● **DATA TO USE**:
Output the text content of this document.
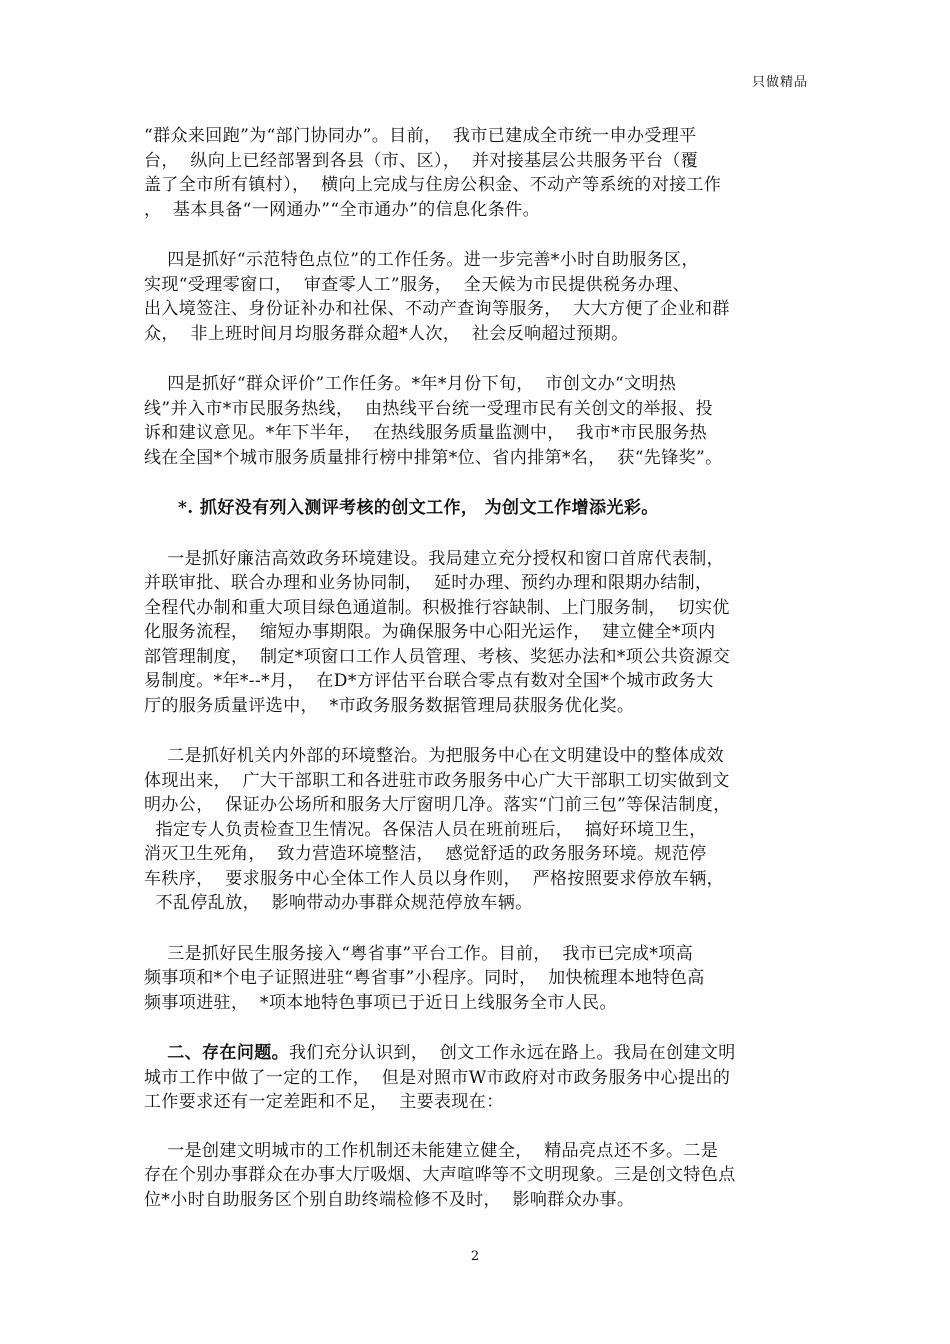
只做精品

“群众来回跑”为“部门协同办”。目前，  我市已建成全市统一申办受理平
台，  纵向上已经部署到各县（市、区），  并对接基层公共服务平台（覆
盖了全市所有镇村），  横向上完成与住房公积金、不动产等系统的对接工作
，  基本具备“一网通办”“全市通办”的信息化条件。

四是抓好“示范特色点位”的工作任务。进一步完善*小时自助服务区，
实现“受理零窗口，  审查零人工”服务，  全天候为市民提供税务办理、
出入境签注、身份证补办和社保、不动产查询等服务，  大大方便了企业和群
众，  非上班时间月均服务群众超*人次，  社会反响超过预期。

四是抓好“群众评价”工作任务。*年*月份下旬，  市创文办“文明热
线”并入市*市民服务热线，  由热线平台统一受理市民有关创文的举报、投
诉和建议意见。*年下半年，  在热线服务质量监测中，  我市*市民服务热
线在全国*个城市服务质量排行榜中排第*位、省内排第*名，  获“先锋奖”。

*. 抓好没有列入测评考核的创文工作， 为创文工作增添光彩。

一是抓好廉洁高效政务环境建设。我局建立充分授权和窗口首席代表制，
并联审批、联合办理和业务协同制，  延时办理、预约办理和限期办结制，
全程代办制和重大项目绿色通道制。积极推行容缺制、上门服务制，  切实优
化服务流程，  缩短办事期限。为确保服务中心阳光运作，  建立健全*项内
部管理制度，  制定*项窗口工作人员管理、考核、奖惩办法和*项公共资源交
易制度。*年*--*月，  在D*方评估平台联合零点有数对全国*个城市政务大
厅的服务质量评选中，  *市政务服务数据管理局获服务优化奖。

二是抓好机关内外部的环境整治。为把服务中心在文明建设中的整体成效
体现出来，  广大干部职工和各进驻市政务服务中心广大干部职工切实做到文
明办公，  保证办公场所和服务大厅窗明几净。落实“门前三包”等保洁制度，
指定专人负责检查卫生情况。各保洁人员在班前班后，  搞好环境卫生，
消灭卫生死角，  致力营造环境整洁，  感觉舒适的政务服务环境。规范停
车秩序，  要求服务中心全体工作人员以身作则，  严格按照要求停放车辆，
不乱停乱放，  影响带动办事群众规范停放车辆。

三是抓好民生服务接入“粤省事”平台工作。目前，  我市已完成*项高
频事项和*个电子证照进驻“粤省事”小程序。同时，  加快梳理本地特色高
频事项进驻，  *项本地特色事项已于近日上线服务全市人民。

二、存在问题。我们充分认识到，  创文工作永远在路上。我局在创建文明
城市工作中做了一定的工作，  但是对照市W市政府对市政务服务中心提出的
工作要求还有一定差距和不足，  主要表现在：

一是创建文明城市的工作机制还未能建立健全，  精品亮点还不多。二是
存在个别办事群众在办事大厅吸烟、大声喧哗等不文明现象。三是创文特色点
位*小时自助服务区个别自助终端检修不及时，  影响群众办事。

2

● **YOUR GOAL**:
Pull out all lines of the data with the string "四是抓好".

● **SOLVED EXERCISE**:
四是抓好“示范特色点位”的工作任务。进一步完善*小时自助服务区，
四是抓好“群众评价”工作任务。*年*月份下旬，  市创文办“文明热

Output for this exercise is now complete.